_GIVEN PROBLEM:_
Pick out every line that holds the string "Фауна" and copy it.

_MATERIAL FOR THE TASK:_
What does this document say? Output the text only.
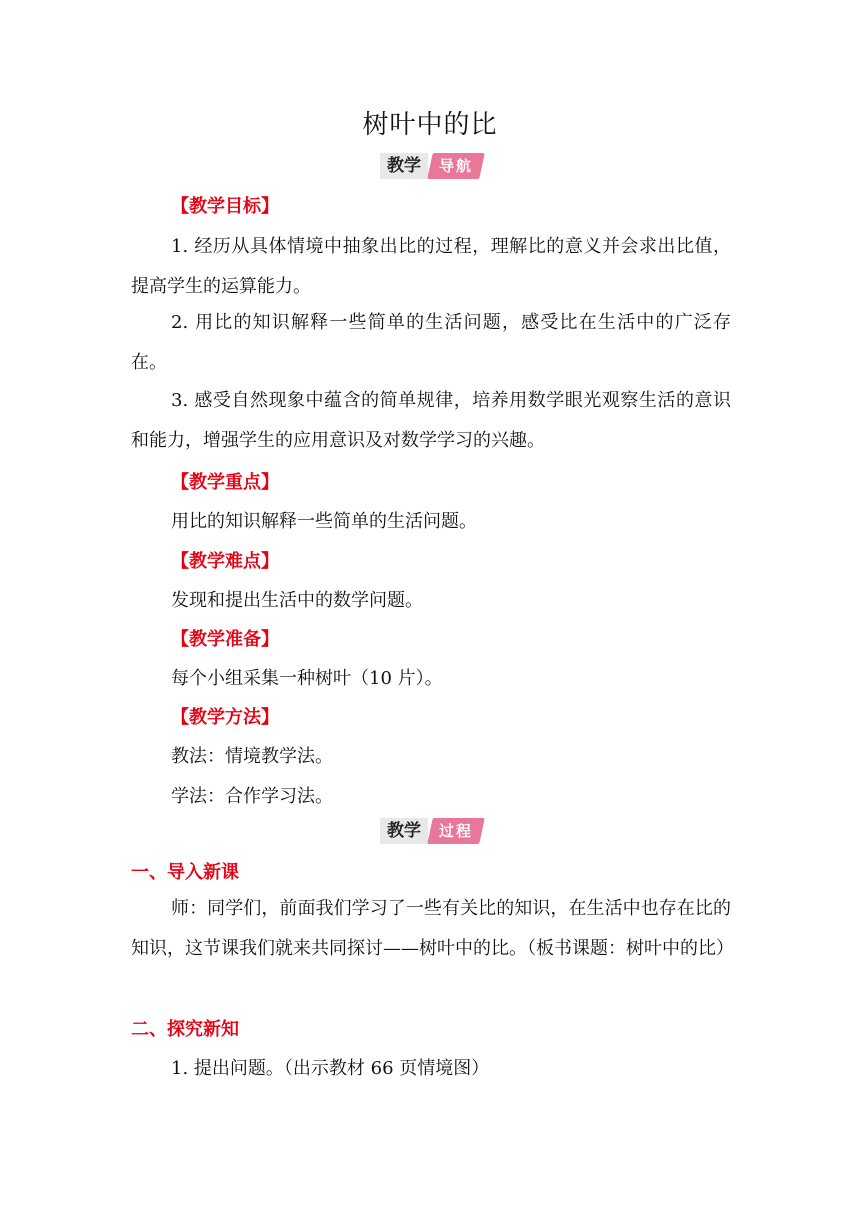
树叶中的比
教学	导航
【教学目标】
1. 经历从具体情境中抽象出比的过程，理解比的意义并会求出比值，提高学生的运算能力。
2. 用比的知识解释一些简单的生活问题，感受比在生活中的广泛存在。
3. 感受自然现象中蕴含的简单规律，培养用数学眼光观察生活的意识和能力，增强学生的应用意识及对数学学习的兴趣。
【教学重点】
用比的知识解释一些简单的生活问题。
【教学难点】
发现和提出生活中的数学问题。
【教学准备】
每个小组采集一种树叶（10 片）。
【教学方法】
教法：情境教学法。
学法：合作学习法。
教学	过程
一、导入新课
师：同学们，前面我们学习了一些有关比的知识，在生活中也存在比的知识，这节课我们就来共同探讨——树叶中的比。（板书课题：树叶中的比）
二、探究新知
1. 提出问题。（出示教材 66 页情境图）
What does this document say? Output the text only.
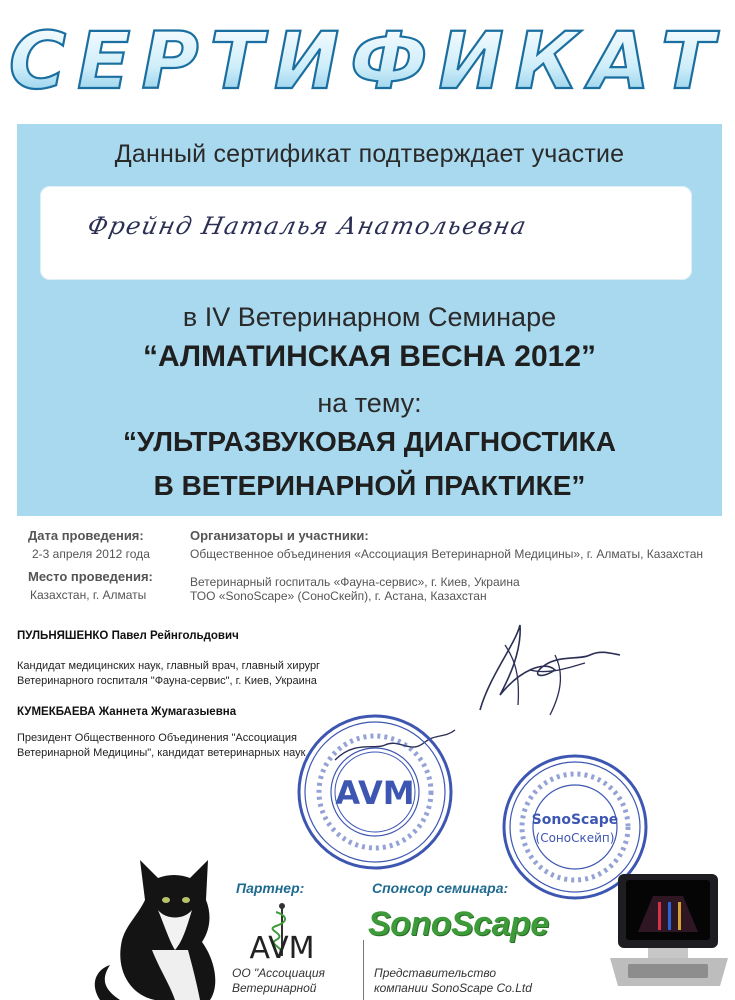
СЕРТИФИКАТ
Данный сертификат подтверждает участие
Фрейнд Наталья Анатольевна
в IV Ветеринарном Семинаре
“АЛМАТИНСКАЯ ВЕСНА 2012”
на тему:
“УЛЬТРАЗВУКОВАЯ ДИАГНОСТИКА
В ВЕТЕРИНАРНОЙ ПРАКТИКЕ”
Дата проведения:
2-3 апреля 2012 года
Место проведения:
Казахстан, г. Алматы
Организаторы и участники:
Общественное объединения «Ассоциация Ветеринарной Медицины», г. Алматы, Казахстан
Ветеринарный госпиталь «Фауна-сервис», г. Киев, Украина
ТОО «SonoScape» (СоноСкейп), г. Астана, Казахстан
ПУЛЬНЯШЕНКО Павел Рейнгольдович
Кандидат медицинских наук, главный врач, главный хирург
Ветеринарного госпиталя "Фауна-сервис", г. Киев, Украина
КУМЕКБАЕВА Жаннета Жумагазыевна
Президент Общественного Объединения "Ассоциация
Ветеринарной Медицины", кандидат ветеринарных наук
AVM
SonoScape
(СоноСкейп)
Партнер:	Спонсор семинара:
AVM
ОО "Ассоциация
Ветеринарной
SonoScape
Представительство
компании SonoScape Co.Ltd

_THE RESPONSE:_
Ветеринарный госпиталь «Фауна-сервис», г. Киев, Украина
Ветеринарного госпиталя "Фауна-сервис", г. Киев, Украина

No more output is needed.